* [PROBLEM DETAILS] Pull out all lines from the listing below in which the word "Hashtag" appears.

Records from a data collection
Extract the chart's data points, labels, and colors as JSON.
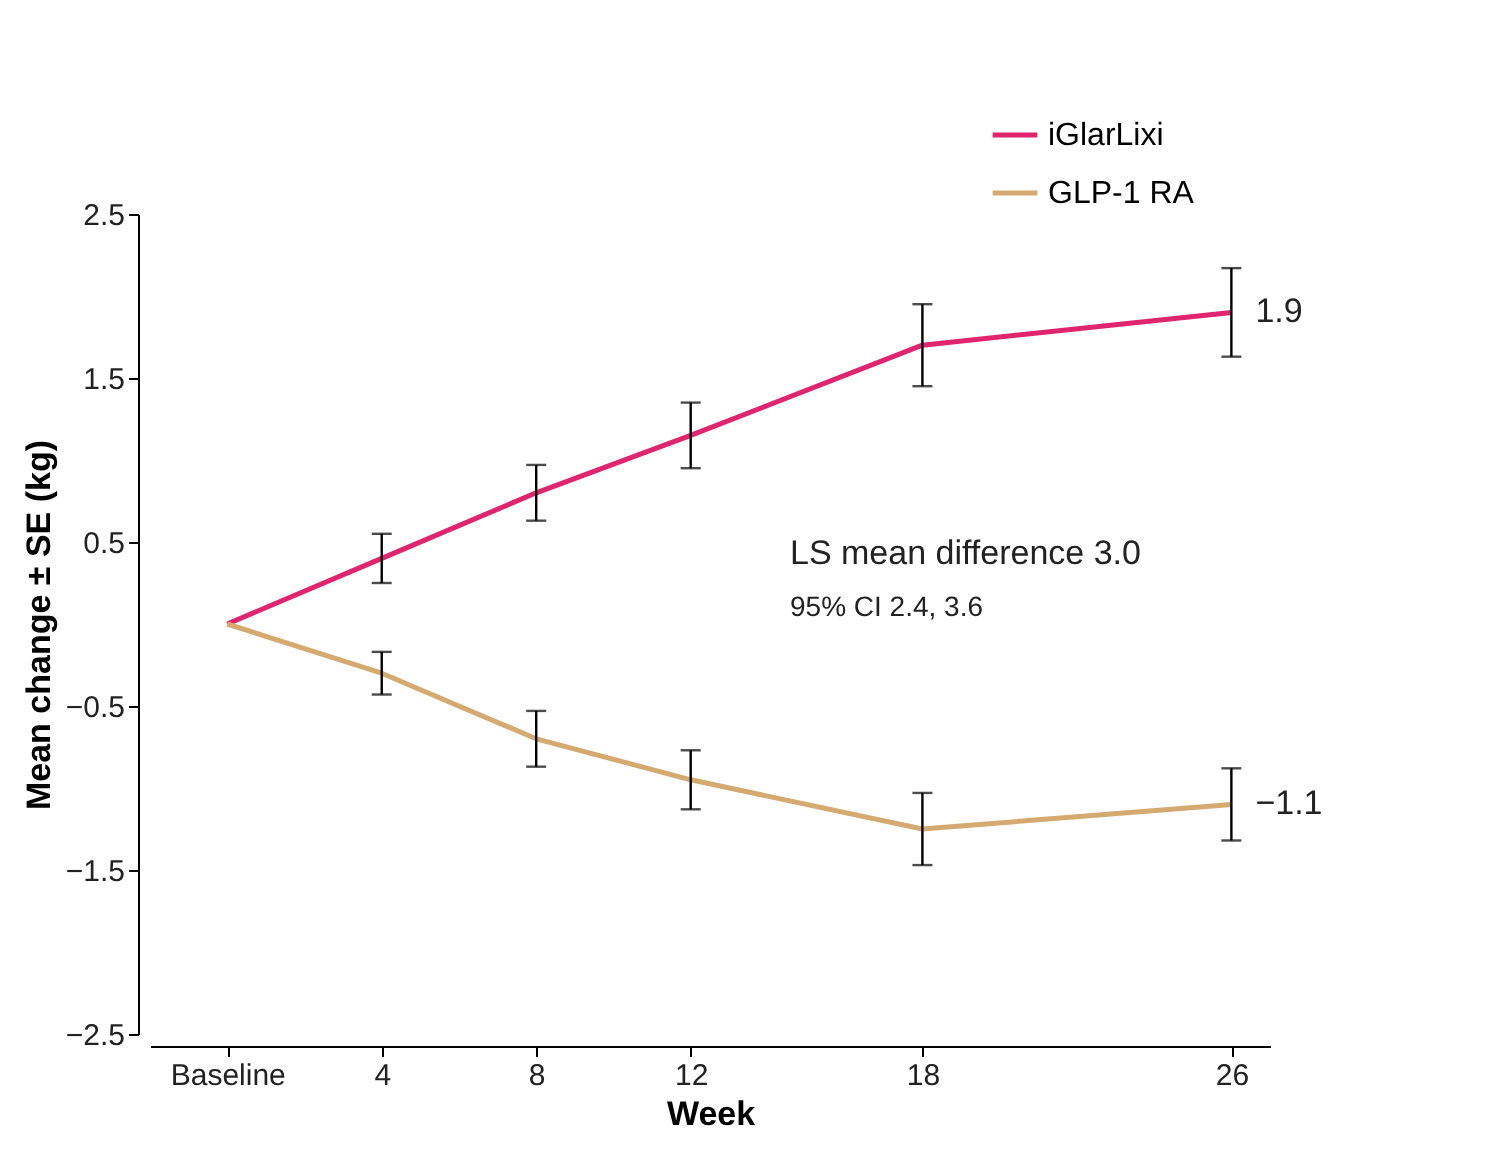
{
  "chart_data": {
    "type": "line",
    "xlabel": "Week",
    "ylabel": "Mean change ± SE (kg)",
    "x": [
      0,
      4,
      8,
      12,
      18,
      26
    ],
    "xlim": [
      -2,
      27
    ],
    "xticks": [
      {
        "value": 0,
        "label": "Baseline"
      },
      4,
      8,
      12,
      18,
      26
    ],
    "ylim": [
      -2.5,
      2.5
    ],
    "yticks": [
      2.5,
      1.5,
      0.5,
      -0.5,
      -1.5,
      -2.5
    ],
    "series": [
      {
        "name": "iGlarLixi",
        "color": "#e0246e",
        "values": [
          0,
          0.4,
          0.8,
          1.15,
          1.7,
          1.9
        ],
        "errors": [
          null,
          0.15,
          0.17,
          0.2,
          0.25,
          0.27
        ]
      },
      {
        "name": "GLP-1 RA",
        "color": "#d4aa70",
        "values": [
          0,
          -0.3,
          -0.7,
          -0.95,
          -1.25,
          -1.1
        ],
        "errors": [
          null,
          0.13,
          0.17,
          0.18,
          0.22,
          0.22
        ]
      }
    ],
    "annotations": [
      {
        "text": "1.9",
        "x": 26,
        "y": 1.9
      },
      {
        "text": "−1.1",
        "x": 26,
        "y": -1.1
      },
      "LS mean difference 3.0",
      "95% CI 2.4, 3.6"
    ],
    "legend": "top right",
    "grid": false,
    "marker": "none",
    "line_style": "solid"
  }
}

* * *

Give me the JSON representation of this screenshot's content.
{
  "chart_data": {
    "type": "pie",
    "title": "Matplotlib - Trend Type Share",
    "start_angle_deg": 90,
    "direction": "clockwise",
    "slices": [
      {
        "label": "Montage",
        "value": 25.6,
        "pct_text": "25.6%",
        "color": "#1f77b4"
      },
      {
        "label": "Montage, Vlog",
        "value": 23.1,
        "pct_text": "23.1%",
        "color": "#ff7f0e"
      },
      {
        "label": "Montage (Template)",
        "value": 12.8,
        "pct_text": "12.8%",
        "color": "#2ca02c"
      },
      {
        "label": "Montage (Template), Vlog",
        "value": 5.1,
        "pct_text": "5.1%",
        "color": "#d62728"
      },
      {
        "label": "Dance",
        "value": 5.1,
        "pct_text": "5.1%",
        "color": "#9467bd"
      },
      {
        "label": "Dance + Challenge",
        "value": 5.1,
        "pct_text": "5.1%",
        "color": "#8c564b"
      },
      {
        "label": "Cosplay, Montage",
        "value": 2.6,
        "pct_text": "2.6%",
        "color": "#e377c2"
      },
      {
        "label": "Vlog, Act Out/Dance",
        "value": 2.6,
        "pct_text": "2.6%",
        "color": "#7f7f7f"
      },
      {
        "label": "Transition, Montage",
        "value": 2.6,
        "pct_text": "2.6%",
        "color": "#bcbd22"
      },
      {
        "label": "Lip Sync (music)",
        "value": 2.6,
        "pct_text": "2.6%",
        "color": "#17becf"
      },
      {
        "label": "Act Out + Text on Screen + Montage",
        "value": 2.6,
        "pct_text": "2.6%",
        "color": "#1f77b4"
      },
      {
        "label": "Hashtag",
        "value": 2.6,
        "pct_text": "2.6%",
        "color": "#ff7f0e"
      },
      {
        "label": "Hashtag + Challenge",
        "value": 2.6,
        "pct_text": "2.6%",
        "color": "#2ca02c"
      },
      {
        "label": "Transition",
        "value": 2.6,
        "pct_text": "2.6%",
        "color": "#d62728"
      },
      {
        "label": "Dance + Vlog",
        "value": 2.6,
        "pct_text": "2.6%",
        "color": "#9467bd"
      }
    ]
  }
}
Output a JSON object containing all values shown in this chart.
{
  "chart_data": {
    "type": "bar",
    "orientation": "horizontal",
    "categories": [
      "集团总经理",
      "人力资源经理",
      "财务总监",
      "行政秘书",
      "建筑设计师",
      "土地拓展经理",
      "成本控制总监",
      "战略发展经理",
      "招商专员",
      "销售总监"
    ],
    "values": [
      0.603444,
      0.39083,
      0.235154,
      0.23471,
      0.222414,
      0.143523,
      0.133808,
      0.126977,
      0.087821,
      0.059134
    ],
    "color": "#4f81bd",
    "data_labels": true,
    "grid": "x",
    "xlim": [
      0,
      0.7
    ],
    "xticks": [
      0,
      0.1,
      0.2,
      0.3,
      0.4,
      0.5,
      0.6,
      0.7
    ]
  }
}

* [EXERCISE OUTPUT]
        "label": "Hashtag",
        "label": "Hashtag + Challenge",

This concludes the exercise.